TASK INSTRUCTIONS:
Below are the entries; count the lines in them that contain the word "محمد" and give only the number.
━━━ EXTRACTED MATERIAL
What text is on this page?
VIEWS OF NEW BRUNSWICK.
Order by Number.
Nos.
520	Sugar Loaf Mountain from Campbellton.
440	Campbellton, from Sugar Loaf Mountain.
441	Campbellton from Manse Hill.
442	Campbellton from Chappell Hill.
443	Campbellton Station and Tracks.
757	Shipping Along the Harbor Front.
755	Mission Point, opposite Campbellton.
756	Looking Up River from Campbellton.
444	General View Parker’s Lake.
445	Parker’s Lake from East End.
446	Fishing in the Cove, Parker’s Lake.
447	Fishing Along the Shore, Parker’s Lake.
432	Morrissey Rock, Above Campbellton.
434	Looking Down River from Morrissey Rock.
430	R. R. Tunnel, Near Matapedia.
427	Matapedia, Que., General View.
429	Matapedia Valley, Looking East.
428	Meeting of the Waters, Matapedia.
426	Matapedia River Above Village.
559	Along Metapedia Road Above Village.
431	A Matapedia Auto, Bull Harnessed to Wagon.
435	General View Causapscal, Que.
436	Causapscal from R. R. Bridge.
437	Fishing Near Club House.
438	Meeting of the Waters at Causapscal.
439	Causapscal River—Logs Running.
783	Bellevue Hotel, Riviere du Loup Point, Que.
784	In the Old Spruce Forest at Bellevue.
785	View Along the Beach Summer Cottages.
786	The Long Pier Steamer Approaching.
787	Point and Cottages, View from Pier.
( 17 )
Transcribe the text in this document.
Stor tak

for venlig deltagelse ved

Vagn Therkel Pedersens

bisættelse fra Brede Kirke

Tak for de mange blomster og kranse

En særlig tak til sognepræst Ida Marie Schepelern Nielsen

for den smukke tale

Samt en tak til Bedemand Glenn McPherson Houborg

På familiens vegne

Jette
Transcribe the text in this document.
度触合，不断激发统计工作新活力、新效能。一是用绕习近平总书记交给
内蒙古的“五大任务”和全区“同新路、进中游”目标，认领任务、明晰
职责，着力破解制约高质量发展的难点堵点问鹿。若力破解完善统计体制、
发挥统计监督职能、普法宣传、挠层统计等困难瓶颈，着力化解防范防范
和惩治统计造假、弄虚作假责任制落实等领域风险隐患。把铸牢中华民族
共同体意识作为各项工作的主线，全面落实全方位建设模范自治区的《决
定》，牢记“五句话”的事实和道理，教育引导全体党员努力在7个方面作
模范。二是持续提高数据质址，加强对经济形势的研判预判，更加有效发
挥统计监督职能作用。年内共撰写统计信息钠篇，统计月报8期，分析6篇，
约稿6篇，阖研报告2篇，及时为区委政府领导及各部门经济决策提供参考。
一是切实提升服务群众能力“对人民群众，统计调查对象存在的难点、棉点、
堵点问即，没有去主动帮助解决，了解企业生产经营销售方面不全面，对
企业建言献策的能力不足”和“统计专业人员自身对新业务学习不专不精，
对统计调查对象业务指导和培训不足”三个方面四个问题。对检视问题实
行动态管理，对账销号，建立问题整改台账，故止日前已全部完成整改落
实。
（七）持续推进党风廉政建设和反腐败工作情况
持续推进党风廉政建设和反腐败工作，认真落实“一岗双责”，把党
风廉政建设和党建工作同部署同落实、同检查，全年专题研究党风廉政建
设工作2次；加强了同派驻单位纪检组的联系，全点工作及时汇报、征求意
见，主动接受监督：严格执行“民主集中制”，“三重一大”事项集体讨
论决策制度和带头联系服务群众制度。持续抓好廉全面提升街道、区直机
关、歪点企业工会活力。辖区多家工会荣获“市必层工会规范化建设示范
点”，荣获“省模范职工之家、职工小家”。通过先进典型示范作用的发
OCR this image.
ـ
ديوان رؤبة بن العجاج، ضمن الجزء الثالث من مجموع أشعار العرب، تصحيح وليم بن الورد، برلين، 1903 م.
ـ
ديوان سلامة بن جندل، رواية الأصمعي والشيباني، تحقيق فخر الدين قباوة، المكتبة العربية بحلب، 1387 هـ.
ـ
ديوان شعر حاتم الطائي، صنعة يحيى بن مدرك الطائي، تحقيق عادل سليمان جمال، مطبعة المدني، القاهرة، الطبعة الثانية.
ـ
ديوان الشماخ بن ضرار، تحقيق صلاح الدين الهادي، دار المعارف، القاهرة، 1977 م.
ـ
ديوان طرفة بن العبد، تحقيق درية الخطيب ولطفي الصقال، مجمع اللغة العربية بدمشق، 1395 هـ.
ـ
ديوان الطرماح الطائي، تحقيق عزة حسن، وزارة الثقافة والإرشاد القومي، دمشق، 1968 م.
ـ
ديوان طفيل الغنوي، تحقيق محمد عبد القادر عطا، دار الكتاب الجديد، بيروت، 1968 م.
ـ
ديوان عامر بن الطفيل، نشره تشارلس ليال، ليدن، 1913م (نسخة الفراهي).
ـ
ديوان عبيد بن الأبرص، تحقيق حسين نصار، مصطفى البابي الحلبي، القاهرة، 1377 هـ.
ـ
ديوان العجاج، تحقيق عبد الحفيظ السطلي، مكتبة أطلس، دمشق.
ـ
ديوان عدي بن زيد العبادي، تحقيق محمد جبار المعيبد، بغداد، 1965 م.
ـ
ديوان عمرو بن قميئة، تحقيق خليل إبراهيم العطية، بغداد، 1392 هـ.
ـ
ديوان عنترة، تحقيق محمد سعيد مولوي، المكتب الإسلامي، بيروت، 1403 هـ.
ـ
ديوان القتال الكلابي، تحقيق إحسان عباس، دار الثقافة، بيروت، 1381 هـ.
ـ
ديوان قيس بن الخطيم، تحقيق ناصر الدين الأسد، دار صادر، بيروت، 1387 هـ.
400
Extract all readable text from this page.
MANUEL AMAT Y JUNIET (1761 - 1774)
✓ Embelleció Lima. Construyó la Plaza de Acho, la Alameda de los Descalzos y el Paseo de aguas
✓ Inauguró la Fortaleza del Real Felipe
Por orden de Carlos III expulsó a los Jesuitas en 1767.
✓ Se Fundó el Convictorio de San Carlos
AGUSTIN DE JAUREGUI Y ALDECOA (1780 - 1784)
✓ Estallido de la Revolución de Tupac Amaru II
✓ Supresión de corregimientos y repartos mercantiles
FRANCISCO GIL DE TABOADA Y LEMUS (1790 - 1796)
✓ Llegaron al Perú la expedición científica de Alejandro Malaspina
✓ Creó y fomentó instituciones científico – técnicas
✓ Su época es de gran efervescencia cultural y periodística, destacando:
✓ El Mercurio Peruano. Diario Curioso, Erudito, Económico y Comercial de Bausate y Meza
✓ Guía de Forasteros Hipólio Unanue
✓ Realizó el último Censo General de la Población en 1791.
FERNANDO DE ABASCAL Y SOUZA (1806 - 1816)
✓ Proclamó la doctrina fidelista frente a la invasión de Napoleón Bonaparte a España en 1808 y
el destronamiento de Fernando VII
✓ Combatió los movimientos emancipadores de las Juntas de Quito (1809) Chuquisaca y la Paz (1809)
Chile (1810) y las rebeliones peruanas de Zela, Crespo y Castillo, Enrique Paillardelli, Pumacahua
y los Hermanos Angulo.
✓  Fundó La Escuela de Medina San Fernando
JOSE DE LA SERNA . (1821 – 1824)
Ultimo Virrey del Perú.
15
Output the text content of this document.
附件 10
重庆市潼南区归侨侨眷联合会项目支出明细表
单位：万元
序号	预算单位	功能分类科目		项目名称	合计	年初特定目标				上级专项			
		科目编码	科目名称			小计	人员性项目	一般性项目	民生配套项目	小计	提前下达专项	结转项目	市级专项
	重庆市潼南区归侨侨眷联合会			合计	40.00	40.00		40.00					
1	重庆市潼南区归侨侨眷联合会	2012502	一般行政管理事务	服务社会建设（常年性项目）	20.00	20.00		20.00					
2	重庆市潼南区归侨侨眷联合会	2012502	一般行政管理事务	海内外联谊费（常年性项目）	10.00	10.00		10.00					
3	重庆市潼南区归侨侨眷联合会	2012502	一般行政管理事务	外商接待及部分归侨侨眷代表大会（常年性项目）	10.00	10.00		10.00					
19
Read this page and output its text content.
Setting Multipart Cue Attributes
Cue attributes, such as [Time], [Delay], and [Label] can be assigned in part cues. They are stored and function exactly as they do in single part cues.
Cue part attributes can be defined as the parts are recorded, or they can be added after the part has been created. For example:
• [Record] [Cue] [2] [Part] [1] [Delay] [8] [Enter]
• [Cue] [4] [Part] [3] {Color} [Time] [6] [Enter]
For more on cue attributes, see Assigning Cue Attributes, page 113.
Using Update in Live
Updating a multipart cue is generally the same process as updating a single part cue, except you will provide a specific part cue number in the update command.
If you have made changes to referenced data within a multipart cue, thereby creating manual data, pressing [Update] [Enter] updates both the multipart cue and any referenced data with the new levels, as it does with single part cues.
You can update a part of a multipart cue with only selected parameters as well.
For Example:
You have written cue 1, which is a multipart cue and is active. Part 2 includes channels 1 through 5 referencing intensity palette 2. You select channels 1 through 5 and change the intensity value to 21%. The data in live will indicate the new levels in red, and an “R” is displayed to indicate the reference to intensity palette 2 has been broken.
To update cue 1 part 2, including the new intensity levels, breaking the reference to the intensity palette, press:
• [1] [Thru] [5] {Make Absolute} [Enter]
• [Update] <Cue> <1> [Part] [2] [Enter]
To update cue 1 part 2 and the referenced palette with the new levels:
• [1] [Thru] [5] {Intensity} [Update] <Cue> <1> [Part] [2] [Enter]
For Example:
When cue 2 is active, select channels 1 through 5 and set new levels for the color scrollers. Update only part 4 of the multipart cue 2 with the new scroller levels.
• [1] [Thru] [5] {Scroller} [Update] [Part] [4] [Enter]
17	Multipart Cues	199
━━━━━━
ANSWER TO THE TASK:
3